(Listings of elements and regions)
>> BEGIN

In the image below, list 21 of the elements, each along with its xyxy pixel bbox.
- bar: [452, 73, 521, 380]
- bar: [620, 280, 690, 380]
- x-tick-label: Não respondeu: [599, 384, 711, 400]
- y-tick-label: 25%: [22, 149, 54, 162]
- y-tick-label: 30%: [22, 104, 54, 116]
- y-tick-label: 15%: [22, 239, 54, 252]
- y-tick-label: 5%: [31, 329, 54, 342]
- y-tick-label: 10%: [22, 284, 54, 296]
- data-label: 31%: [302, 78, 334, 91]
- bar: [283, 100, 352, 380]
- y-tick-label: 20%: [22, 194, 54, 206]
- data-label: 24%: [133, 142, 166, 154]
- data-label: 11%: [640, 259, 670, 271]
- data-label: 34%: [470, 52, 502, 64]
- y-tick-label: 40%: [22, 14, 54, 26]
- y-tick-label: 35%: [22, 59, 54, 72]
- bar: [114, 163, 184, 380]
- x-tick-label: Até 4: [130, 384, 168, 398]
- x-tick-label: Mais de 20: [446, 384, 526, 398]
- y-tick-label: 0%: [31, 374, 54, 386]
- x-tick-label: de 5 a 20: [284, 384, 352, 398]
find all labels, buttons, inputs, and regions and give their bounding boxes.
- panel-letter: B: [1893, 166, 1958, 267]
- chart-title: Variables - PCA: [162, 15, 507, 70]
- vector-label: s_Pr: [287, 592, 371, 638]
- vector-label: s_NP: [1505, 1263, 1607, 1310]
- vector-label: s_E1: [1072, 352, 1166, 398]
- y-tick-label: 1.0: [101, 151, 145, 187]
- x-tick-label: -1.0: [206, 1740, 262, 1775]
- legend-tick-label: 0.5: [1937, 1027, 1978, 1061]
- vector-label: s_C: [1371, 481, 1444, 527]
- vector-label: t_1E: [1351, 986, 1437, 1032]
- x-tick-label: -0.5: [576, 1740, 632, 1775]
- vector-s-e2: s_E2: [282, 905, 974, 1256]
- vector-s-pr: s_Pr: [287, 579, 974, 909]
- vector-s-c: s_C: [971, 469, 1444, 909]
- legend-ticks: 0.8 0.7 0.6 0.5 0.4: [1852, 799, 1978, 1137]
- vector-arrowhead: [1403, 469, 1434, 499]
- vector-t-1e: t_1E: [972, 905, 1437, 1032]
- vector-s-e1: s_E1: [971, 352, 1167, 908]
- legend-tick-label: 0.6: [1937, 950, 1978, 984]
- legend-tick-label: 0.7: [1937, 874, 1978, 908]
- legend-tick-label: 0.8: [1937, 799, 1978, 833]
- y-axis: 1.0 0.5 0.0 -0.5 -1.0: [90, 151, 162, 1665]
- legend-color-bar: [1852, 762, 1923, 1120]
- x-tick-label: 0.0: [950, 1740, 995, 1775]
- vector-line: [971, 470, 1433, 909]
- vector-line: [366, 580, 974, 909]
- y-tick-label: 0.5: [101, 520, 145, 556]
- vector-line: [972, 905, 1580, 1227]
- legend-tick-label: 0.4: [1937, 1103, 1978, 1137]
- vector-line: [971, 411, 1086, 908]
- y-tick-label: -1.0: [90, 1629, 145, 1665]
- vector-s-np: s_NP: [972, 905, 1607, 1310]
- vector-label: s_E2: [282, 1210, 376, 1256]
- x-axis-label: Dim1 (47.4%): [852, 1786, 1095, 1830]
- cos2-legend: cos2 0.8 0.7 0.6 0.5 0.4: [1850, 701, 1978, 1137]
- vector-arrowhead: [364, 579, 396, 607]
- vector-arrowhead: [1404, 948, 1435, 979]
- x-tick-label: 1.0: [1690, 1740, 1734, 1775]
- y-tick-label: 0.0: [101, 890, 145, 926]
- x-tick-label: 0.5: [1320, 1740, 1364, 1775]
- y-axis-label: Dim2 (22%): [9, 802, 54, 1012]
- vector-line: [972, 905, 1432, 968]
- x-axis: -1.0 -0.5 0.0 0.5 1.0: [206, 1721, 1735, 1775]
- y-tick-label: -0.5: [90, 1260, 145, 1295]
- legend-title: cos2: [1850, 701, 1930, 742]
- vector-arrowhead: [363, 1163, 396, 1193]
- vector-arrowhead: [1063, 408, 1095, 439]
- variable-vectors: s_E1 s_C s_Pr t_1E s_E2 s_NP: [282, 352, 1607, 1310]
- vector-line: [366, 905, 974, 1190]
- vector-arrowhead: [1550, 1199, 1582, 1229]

>> END

**TASK STATEMENT:** Reproduce every line of the material above without changing anything.

**FULL ANSWER:**
In the image below, list 21 of the elements, each along with its xyxy pixel bbox.
- bar: [452, 73, 521, 380]
- bar: [620, 280, 690, 380]
- x-tick-label: Não respondeu: [599, 384, 711, 400]
- y-tick-label: 25%: [22, 149, 54, 162]
- y-tick-label: 30%: [22, 104, 54, 116]
- y-tick-label: 15%: [22, 239, 54, 252]
- y-tick-label: 5%: [31, 329, 54, 342]
- y-tick-label: 10%: [22, 284, 54, 296]
- data-label: 31%: [302, 78, 334, 91]
- bar: [283, 100, 352, 380]
- y-tick-label: 20%: [22, 194, 54, 206]
- data-label: 24%: [133, 142, 166, 154]
- data-label: 11%: [640, 259, 670, 271]
- data-label: 34%: [470, 52, 502, 64]
- y-tick-label: 40%: [22, 14, 54, 26]
- y-tick-label: 35%: [22, 59, 54, 72]
- bar: [114, 163, 184, 380]
- x-tick-label: Até 4: [130, 384, 168, 398]
- x-tick-label: Mais de 20: [446, 384, 526, 398]
- y-tick-label: 0%: [31, 374, 54, 386]
- x-tick-label: de 5 a 20: [284, 384, 352, 398]
find all labels, buttons, inputs, and regions and give their bounding boxes.
- panel-letter: B: [1893, 166, 1958, 267]
- chart-title: Variables - PCA: [162, 15, 507, 70]
- vector-label: s_Pr: [287, 592, 371, 638]
- vector-label: s_NP: [1505, 1263, 1607, 1310]
- vector-label: s_E1: [1072, 352, 1166, 398]
- y-tick-label: 1.0: [101, 151, 145, 187]
- x-tick-label: -1.0: [206, 1740, 262, 1775]
- legend-tick-label: 0.5: [1937, 1027, 1978, 1061]
- vector-label: s_C: [1371, 481, 1444, 527]
- vector-label: t_1E: [1351, 986, 1437, 1032]
- x-tick-label: -0.5: [576, 1740, 632, 1775]
- vector-s-e2: s_E2: [282, 905, 974, 1256]
- vector-s-pr: s_Pr: [287, 579, 974, 909]
- vector-s-c: s_C: [971, 469, 1444, 909]
- legend-ticks: 0.8 0.7 0.6 0.5 0.4: [1852, 799, 1978, 1137]
- vector-arrowhead: [1403, 469, 1434, 499]
- vector-t-1e: t_1E: [972, 905, 1437, 1032]
- vector-s-e1: s_E1: [971, 352, 1167, 908]
- legend-tick-label: 0.6: [1937, 950, 1978, 984]
- legend-tick-label: 0.7: [1937, 874, 1978, 908]
- legend-tick-label: 0.8: [1937, 799, 1978, 833]
- y-axis: 1.0 0.5 0.0 -0.5 -1.0: [90, 151, 162, 1665]
- legend-color-bar: [1852, 762, 1923, 1120]
- x-tick-label: 0.0: [950, 1740, 995, 1775]
- vector-line: [971, 470, 1433, 909]
- vector-line: [366, 580, 974, 909]
- y-tick-label: 0.5: [101, 520, 145, 556]
- vector-line: [972, 905, 1580, 1227]
- legend-tick-label: 0.4: [1937, 1103, 1978, 1137]
- vector-line: [971, 411, 1086, 908]
- y-tick-label: -1.0: [90, 1629, 145, 1665]
- vector-s-np: s_NP: [972, 905, 1607, 1310]
- vector-label: s_E2: [282, 1210, 376, 1256]
- x-axis-label: Dim1 (47.4%): [852, 1786, 1095, 1830]
- cos2-legend: cos2 0.8 0.7 0.6 0.5 0.4: [1850, 701, 1978, 1137]
- vector-arrowhead: [364, 579, 396, 607]
- vector-arrowhead: [1404, 948, 1435, 979]
- x-tick-label: 1.0: [1690, 1740, 1734, 1775]
- y-tick-label: 0.0: [101, 890, 145, 926]
- x-tick-label: 0.5: [1320, 1740, 1364, 1775]
- y-axis-label: Dim2 (22%): [9, 802, 54, 1012]
- vector-line: [972, 905, 1432, 968]
- x-axis: -1.0 -0.5 0.0 0.5 1.0: [206, 1721, 1735, 1775]
- y-tick-label: -0.5: [90, 1260, 145, 1295]
- legend-title: cos2: [1850, 701, 1930, 742]
- vector-arrowhead: [363, 1163, 396, 1193]
- vector-arrowhead: [1063, 408, 1095, 439]
- variable-vectors: s_E1 s_C s_Pr t_1E s_E2 s_NP: [282, 352, 1607, 1310]
- vector-line: [366, 905, 974, 1190]
- vector-arrowhead: [1550, 1199, 1582, 1229]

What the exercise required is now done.